- _GOAL_: Give only the number of lines in the data that contain the word "which".

[Source records]
"""
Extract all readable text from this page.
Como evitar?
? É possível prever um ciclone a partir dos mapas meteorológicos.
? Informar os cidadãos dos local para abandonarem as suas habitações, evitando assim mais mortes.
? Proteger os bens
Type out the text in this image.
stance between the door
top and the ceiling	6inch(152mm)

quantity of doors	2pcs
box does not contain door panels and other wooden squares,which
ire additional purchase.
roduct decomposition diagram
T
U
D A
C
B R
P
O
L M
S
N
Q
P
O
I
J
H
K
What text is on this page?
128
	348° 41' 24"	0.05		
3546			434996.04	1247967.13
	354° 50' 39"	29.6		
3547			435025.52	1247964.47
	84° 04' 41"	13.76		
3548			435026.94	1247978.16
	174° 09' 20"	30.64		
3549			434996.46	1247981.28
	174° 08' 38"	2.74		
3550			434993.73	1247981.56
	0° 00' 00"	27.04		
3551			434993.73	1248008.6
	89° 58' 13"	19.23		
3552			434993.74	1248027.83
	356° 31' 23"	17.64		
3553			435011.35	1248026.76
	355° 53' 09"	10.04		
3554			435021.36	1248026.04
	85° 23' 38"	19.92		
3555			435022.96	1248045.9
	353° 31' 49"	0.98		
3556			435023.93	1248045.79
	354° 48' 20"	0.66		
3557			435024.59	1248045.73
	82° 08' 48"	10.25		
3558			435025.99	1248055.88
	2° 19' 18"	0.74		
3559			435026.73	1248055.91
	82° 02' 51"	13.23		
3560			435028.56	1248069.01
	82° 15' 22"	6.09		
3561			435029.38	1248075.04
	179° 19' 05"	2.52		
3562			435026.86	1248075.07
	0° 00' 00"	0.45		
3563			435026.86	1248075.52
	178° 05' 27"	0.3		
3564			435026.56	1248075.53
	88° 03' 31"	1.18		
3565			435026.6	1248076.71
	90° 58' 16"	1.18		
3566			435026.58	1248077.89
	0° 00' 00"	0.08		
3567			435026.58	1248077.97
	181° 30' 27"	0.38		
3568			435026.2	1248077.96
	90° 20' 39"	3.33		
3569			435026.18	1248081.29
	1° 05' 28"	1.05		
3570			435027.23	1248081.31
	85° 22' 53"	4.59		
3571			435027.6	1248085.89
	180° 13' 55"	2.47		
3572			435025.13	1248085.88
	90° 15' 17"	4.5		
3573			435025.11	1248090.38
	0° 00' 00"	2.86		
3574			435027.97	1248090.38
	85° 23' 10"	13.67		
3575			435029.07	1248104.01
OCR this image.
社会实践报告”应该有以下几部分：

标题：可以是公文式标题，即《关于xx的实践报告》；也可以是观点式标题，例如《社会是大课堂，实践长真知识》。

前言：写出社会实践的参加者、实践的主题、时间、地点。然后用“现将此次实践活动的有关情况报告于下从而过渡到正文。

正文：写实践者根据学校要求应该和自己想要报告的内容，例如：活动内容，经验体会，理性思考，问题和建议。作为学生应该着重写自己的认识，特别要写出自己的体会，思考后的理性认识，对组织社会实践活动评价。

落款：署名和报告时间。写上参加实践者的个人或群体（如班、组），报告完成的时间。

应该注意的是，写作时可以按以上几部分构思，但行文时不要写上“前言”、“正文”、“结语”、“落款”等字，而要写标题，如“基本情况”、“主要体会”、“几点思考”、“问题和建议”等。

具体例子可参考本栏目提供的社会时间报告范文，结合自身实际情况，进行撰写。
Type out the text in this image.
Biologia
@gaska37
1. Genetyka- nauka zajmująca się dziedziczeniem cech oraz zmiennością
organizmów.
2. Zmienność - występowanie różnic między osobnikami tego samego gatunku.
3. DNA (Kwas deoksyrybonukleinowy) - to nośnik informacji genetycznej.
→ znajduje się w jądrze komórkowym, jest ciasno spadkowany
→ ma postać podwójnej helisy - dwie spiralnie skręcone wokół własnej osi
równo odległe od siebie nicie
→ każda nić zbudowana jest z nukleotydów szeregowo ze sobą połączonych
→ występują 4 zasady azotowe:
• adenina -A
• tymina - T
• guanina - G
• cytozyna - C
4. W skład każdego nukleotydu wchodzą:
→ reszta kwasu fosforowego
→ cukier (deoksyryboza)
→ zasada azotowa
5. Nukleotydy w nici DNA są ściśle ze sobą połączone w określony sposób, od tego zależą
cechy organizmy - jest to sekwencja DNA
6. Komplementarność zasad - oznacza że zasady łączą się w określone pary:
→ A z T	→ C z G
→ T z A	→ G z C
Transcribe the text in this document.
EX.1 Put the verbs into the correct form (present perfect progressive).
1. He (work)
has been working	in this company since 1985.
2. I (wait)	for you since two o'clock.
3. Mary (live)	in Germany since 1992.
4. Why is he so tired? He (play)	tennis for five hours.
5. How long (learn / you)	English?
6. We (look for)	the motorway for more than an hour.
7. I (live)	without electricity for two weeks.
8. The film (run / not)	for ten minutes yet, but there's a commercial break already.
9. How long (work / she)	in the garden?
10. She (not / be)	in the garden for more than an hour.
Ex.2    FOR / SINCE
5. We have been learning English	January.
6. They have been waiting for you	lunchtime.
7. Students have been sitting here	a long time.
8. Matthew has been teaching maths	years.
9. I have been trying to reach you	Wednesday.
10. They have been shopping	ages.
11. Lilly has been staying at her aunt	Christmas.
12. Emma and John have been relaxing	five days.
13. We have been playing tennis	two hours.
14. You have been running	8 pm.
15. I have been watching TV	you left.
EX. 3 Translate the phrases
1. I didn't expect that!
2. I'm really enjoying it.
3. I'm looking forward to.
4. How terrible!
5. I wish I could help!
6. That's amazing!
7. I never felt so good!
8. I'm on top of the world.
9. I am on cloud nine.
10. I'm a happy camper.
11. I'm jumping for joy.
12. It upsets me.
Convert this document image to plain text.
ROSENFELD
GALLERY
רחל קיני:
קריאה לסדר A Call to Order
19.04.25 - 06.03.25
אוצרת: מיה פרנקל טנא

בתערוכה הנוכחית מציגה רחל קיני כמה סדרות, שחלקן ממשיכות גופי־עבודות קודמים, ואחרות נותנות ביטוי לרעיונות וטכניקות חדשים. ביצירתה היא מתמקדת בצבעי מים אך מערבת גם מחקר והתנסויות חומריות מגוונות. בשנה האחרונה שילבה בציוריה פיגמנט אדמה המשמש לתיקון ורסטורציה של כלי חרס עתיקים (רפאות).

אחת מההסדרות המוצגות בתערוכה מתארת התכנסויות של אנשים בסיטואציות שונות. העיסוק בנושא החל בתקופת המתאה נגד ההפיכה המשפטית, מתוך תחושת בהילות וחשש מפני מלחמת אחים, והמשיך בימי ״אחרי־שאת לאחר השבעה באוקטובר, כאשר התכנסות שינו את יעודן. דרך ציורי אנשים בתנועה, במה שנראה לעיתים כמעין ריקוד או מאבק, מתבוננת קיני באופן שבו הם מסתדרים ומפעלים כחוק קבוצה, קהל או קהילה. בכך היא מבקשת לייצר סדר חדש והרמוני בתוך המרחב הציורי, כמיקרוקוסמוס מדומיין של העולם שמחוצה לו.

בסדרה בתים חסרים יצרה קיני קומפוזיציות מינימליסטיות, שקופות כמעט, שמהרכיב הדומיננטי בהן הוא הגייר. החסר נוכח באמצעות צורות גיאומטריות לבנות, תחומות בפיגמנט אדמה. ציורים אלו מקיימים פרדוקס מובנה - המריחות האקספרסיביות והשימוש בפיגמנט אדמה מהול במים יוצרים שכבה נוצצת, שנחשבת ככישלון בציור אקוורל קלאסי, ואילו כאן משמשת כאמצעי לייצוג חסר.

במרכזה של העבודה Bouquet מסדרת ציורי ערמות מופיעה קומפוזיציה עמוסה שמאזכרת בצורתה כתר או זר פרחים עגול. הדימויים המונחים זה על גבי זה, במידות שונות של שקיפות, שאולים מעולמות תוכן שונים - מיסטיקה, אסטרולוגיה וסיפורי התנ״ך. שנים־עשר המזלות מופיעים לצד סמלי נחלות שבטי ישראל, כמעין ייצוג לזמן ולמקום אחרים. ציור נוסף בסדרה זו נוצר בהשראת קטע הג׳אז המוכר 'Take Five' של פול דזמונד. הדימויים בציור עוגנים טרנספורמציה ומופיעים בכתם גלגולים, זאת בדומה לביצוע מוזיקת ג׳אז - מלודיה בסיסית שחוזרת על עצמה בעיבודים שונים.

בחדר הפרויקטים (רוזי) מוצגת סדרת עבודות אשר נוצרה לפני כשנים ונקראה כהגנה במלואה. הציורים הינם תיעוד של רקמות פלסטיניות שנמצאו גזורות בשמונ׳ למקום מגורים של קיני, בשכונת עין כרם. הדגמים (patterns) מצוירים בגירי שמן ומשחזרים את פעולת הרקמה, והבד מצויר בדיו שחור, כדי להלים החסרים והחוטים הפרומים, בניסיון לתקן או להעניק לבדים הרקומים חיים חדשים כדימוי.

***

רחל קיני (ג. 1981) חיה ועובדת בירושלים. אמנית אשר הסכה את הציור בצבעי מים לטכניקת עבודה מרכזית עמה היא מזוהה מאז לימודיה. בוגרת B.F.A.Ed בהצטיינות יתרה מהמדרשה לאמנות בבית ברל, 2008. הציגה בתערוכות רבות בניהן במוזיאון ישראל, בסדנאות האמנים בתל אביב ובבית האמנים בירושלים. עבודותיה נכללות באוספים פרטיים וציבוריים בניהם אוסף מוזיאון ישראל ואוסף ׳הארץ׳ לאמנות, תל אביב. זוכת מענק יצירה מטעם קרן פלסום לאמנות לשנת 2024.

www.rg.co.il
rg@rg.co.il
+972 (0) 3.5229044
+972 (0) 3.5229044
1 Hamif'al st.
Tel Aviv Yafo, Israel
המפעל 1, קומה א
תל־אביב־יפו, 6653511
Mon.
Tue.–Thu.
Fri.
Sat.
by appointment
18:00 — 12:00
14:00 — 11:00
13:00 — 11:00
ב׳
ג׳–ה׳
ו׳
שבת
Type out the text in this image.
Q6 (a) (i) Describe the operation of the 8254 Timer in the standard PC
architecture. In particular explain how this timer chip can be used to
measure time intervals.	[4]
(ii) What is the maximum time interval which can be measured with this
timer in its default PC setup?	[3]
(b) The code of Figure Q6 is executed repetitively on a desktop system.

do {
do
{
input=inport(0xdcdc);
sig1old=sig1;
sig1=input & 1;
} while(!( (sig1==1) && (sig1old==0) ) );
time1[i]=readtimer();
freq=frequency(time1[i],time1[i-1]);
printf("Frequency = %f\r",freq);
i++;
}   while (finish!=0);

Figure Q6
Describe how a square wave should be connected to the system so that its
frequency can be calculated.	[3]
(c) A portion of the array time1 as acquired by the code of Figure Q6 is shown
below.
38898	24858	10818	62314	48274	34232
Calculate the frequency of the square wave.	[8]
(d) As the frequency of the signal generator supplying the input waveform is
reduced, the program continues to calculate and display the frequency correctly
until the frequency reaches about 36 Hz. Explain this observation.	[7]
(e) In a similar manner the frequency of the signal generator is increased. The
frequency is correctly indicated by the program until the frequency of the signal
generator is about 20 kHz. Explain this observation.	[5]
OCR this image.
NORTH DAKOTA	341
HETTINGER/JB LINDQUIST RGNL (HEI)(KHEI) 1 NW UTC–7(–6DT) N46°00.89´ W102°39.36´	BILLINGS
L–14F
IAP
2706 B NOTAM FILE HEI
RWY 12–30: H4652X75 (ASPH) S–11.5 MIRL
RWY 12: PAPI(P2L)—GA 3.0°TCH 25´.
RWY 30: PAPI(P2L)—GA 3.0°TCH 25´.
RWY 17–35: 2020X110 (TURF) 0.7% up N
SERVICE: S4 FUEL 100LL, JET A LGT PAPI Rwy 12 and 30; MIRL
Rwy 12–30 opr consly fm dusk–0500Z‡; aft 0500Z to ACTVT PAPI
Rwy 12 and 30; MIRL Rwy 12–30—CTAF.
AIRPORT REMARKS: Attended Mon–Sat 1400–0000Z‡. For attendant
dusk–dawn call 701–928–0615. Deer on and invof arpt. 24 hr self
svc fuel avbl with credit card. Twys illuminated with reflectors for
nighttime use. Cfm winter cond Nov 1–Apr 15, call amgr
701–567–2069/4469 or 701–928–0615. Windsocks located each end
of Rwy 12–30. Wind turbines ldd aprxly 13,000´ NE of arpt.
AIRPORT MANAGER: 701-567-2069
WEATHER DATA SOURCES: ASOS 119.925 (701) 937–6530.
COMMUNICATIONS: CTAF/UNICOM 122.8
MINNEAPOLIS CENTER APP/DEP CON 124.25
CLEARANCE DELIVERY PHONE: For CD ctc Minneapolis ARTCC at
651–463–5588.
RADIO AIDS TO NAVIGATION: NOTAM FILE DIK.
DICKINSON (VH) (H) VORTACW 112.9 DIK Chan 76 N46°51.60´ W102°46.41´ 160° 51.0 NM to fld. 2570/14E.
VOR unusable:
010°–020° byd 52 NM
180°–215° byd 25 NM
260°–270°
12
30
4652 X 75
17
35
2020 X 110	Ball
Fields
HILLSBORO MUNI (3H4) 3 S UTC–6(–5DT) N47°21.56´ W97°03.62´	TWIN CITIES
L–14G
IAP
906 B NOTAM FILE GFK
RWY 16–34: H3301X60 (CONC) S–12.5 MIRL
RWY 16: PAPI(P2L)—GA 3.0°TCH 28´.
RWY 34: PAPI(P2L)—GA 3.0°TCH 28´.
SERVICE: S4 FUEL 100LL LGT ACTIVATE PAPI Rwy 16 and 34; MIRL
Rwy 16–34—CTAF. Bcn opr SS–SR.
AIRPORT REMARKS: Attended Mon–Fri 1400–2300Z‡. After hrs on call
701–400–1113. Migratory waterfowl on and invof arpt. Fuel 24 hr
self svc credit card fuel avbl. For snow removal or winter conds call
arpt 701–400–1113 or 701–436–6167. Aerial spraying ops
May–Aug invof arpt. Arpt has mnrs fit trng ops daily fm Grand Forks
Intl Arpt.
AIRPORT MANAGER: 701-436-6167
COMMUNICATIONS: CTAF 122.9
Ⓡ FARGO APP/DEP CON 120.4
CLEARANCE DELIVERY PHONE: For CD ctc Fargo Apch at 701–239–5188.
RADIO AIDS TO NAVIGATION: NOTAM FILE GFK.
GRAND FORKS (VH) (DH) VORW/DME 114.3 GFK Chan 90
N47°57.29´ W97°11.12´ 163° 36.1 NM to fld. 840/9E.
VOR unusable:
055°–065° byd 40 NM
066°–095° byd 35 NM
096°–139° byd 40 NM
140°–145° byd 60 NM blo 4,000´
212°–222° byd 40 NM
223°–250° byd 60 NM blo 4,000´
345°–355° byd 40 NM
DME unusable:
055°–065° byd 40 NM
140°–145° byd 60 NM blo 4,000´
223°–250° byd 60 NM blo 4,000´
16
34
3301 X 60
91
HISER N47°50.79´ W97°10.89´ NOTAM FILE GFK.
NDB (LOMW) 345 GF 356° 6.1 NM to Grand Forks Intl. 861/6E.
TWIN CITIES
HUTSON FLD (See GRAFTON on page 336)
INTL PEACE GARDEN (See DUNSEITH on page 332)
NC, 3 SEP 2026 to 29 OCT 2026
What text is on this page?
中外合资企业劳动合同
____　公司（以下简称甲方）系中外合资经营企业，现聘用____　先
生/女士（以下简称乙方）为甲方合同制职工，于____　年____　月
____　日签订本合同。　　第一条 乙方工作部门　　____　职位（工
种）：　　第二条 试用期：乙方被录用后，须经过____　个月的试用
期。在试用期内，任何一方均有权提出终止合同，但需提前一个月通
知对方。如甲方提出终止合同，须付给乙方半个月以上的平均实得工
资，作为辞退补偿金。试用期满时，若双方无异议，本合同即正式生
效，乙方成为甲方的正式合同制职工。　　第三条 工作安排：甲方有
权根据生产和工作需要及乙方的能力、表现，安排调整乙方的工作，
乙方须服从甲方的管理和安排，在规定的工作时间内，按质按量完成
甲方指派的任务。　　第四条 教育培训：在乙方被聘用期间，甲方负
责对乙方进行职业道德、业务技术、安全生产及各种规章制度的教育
"""
- _WRITTEN RESPONSE_: 2